RECORDS FOR THIS TASK
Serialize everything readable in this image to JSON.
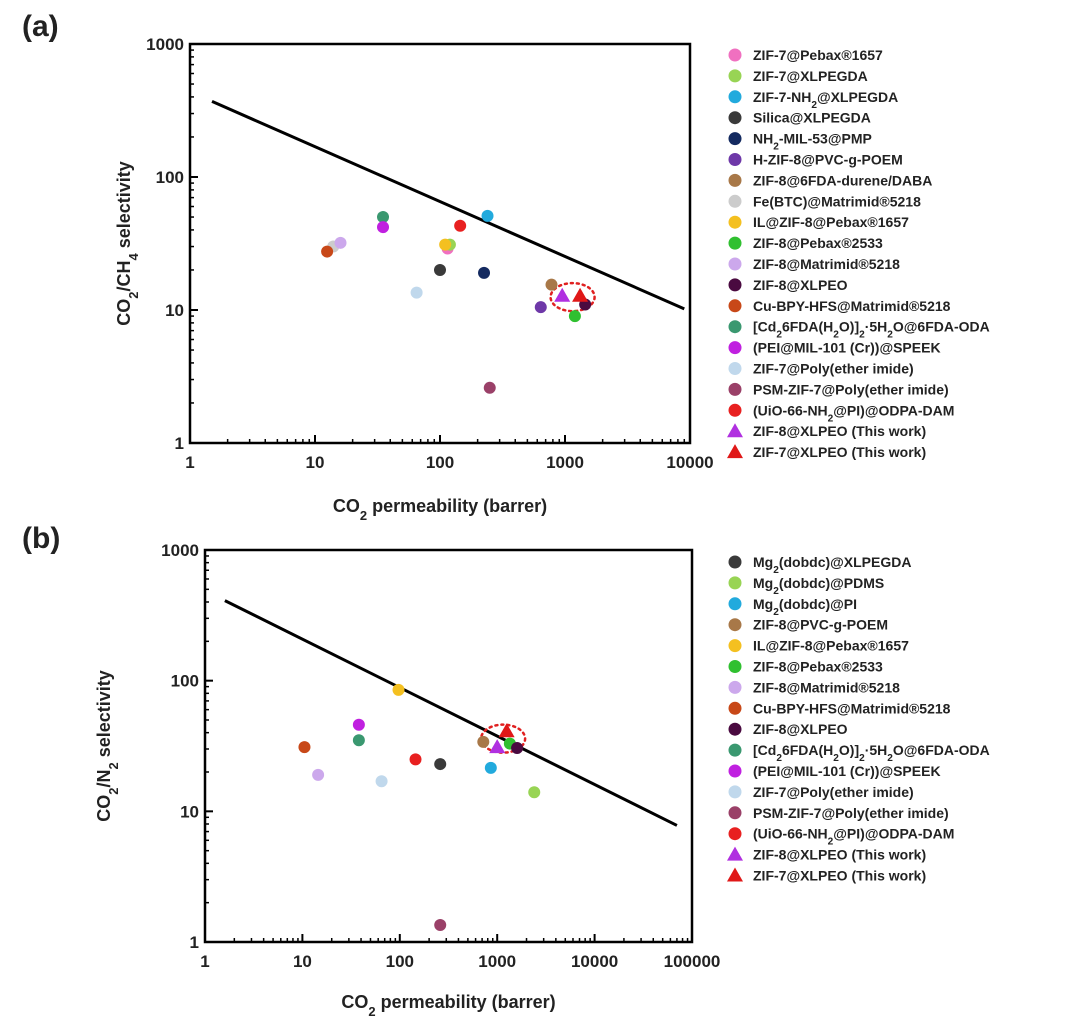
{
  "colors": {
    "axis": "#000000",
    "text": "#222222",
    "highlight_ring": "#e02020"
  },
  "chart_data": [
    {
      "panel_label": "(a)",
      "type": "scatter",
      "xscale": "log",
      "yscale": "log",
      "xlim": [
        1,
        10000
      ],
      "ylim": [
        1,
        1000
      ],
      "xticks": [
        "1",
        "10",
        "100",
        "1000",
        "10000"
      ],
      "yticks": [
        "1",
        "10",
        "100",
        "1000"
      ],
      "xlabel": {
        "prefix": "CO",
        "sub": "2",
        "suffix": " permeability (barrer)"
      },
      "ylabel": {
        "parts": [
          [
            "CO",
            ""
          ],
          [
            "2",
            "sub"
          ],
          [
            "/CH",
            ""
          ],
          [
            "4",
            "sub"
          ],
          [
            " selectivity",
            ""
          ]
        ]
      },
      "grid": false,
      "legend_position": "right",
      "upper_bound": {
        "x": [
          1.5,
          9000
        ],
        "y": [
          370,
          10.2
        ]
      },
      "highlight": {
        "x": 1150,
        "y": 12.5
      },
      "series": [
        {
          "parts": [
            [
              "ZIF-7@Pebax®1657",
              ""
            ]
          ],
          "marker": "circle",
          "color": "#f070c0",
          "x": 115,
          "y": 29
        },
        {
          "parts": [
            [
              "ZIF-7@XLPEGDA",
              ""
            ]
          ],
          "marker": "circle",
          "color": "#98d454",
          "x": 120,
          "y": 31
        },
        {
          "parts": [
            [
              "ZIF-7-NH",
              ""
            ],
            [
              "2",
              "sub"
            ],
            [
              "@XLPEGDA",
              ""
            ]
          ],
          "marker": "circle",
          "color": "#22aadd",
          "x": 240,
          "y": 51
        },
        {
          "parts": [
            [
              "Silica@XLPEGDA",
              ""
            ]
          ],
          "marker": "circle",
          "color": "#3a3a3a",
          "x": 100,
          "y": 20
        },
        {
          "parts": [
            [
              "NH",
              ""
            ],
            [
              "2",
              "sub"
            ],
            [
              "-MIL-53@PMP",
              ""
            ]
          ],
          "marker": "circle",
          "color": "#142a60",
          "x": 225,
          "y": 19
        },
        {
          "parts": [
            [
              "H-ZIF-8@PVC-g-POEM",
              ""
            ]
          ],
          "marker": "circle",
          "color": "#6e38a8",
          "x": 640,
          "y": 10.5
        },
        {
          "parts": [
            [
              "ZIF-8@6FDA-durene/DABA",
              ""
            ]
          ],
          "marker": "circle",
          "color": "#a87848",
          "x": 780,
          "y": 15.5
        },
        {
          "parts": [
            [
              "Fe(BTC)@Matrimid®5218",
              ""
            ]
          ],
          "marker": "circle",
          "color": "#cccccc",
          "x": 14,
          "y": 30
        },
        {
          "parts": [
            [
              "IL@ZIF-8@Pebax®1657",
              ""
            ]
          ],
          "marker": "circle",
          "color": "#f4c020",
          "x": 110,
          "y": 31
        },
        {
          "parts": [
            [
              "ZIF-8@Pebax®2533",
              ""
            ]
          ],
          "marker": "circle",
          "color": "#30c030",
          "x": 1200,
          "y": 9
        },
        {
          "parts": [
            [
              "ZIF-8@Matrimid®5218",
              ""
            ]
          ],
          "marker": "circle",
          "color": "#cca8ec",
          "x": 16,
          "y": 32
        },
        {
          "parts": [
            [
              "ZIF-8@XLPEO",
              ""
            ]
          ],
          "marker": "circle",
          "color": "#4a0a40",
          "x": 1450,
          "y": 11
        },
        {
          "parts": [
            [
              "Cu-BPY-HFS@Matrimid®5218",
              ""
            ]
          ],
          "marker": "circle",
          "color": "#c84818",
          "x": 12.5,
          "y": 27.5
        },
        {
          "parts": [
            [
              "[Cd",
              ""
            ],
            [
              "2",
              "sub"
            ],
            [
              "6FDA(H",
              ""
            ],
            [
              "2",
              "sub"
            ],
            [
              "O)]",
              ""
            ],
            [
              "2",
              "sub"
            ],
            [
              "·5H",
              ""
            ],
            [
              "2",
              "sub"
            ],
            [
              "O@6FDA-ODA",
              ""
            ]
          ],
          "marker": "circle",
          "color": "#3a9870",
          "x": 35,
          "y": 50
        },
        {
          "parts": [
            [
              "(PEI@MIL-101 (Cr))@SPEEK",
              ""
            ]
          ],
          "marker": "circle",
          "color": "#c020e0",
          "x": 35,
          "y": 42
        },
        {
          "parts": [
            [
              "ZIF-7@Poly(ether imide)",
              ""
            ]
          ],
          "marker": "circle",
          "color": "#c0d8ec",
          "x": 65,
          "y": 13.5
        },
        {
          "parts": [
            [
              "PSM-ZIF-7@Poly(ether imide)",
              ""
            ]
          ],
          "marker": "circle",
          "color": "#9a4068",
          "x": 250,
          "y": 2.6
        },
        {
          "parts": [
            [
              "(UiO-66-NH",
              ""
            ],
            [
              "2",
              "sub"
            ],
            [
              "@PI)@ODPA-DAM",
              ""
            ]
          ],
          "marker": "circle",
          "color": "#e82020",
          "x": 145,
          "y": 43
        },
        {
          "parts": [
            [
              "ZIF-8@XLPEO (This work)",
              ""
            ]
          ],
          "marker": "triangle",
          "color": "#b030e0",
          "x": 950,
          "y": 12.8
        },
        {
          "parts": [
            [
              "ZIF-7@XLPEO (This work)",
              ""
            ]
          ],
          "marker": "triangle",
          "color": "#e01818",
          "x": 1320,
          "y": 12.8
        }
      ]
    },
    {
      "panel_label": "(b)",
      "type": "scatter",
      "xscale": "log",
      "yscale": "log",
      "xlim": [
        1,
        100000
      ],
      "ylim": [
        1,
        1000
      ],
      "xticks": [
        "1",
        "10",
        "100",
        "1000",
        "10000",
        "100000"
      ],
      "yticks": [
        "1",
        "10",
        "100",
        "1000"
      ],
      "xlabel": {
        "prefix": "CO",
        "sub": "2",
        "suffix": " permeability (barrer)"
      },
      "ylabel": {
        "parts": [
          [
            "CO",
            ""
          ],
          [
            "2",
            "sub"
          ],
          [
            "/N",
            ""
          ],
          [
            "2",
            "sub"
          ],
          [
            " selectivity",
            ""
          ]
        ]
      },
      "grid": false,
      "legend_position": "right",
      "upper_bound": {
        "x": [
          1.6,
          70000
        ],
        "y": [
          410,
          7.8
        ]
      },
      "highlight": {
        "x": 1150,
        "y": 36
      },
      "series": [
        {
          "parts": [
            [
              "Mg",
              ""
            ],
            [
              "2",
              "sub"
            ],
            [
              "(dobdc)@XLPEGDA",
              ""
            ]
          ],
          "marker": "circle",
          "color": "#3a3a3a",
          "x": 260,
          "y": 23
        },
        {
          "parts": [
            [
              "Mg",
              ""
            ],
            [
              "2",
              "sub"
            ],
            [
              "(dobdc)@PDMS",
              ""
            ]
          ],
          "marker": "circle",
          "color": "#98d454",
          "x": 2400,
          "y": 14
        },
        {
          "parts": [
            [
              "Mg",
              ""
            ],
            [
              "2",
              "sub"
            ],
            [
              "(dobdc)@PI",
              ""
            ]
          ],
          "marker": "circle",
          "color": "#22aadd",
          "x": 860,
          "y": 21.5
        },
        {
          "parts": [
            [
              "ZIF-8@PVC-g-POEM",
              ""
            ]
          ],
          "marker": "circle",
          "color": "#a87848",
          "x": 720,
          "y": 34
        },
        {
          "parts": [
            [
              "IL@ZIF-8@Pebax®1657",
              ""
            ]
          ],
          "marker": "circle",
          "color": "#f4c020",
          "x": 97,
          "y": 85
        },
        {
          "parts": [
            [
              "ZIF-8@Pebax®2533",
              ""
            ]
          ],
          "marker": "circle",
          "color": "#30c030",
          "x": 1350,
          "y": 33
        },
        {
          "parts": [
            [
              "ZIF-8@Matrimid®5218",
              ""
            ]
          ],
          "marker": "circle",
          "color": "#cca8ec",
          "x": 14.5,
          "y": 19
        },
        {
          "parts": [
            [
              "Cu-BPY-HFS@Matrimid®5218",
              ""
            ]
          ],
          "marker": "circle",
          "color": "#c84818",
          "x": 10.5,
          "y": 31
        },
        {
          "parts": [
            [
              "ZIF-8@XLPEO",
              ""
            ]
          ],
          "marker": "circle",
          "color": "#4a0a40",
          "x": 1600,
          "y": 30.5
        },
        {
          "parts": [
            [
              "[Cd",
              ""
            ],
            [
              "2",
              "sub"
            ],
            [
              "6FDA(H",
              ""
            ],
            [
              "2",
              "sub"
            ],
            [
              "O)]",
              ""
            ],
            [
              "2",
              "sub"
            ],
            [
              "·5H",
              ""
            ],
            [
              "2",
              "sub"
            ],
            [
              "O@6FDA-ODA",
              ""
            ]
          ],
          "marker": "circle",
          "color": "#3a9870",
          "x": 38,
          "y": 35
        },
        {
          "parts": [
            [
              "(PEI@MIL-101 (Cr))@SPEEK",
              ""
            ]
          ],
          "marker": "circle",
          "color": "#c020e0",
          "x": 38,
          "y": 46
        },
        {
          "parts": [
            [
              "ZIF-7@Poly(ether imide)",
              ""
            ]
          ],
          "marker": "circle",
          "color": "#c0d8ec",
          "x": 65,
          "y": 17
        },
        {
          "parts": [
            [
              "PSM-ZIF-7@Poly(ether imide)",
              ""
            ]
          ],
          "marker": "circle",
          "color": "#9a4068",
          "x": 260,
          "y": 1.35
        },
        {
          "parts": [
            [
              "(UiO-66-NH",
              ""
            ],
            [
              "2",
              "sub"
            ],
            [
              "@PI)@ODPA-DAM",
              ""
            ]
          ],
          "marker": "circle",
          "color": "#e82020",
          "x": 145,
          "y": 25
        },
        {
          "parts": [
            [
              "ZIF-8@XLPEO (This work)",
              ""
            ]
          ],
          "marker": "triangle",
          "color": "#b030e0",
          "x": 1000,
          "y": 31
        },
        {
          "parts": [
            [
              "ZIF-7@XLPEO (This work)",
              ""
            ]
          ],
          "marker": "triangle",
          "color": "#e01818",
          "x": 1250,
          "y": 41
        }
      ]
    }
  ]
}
* * *
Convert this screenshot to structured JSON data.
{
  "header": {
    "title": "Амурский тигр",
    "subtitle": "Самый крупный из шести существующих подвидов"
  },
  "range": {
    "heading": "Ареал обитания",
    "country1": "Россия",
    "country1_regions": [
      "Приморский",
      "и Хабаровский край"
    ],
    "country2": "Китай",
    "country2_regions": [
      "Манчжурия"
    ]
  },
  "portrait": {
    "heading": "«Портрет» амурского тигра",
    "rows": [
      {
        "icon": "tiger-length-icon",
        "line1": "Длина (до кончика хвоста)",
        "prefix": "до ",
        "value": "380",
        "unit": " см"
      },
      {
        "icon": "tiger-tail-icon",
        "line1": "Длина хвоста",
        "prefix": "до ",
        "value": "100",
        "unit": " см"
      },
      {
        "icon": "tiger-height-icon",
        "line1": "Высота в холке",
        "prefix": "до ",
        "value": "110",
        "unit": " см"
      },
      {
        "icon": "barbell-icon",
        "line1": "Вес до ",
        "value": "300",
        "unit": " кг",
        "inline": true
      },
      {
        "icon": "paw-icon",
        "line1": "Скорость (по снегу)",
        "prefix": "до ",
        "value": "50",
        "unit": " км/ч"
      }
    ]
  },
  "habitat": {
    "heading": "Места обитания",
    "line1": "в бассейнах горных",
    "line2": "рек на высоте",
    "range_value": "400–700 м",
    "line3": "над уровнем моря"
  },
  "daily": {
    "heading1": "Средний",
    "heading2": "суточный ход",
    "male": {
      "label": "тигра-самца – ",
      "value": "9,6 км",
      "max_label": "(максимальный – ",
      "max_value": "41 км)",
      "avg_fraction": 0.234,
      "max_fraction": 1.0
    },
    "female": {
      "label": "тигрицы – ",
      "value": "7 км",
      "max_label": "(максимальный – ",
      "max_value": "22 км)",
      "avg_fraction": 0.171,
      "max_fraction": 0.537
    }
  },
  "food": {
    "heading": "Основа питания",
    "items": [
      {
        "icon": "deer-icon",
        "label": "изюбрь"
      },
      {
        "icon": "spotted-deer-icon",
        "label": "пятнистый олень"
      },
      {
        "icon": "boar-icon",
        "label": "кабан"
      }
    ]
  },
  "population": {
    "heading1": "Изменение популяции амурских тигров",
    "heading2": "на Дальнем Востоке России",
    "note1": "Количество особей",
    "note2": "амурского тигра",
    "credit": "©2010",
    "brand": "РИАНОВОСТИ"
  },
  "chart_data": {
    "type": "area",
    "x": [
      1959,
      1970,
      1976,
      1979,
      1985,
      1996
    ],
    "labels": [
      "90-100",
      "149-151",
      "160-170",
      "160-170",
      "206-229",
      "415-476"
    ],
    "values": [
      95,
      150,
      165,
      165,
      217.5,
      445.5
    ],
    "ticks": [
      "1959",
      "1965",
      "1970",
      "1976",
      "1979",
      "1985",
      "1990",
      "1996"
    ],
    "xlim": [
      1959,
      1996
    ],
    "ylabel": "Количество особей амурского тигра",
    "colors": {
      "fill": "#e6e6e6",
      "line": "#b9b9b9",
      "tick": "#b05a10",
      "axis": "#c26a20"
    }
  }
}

SHORT PROBLEM
Of the lines above, copy each that contains "deer".

THE COMPLETED TASK
        "icon": "deer-icon",
        "icon": "spotted-deer-icon",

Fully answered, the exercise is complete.